## WHAT THIS TASK INVOLVES
Every record below should be printed exactly as it appears.

-- Start of ENTRIES SHOWN --

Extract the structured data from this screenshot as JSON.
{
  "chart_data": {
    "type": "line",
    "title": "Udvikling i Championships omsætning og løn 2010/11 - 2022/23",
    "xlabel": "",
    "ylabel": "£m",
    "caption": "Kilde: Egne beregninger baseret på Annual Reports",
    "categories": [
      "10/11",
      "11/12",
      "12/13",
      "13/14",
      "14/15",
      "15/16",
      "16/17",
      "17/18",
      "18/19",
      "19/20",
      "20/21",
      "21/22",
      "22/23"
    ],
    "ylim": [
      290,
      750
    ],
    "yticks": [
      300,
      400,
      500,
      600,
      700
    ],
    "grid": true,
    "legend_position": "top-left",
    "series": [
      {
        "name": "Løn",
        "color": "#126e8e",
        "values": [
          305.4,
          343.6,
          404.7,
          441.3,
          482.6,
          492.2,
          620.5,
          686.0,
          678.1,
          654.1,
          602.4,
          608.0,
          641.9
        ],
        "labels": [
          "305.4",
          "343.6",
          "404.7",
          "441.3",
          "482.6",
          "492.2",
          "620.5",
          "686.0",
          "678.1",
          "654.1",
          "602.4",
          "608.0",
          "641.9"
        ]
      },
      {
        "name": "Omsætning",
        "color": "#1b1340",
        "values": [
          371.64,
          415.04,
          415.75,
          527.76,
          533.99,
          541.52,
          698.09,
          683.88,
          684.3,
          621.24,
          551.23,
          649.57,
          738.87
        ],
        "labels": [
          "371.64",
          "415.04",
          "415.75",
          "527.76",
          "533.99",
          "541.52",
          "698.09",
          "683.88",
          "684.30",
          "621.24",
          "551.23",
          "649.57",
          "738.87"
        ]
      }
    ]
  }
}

-- End of ENTRIES SHOWN --

## SOLUTION TO THE PROBLEM
Extract the structured data from this screenshot as JSON.
{
  "chart_data": {
    "type": "line",
    "title": "Udvikling i Championships omsætning og løn 2010/11 - 2022/23",
    "xlabel": "",
    "ylabel": "£m",
    "caption": "Kilde: Egne beregninger baseret på Annual Reports",
    "categories": [
      "10/11",
      "11/12",
      "12/13",
      "13/14",
      "14/15",
      "15/16",
      "16/17",
      "17/18",
      "18/19",
      "19/20",
      "20/21",
      "21/22",
      "22/23"
    ],
    "ylim": [
      290,
      750
    ],
    "yticks": [
      300,
      400,
      500,
      600,
      700
    ],
    "grid": true,
    "legend_position": "top-left",
    "series": [
      {
        "name": "Løn",
        "color": "#126e8e",
        "values": [
          305.4,
          343.6,
          404.7,
          441.3,
          482.6,
          492.2,
          620.5,
          686.0,
          678.1,
          654.1,
          602.4,
          608.0,
          641.9
        ],
        "labels": [
          "305.4",
          "343.6",
          "404.7",
          "441.3",
          "482.6",
          "492.2",
          "620.5",
          "686.0",
          "678.1",
          "654.1",
          "602.4",
          "608.0",
          "641.9"
        ]
      },
      {
        "name": "Omsætning",
        "color": "#1b1340",
        "values": [
          371.64,
          415.04,
          415.75,
          527.76,
          533.99,
          541.52,
          698.09,
          683.88,
          684.3,
          621.24,
          551.23,
          649.57,
          738.87
        ],
        "labels": [
          "371.64",
          "415.04",
          "415.75",
          "527.76",
          "533.99",
          "541.52",
          "698.09",
          "683.88",
          "684.30",
          "621.24",
          "551.23",
          "649.57",
          "738.87"
        ]
      }
    ]
  }
}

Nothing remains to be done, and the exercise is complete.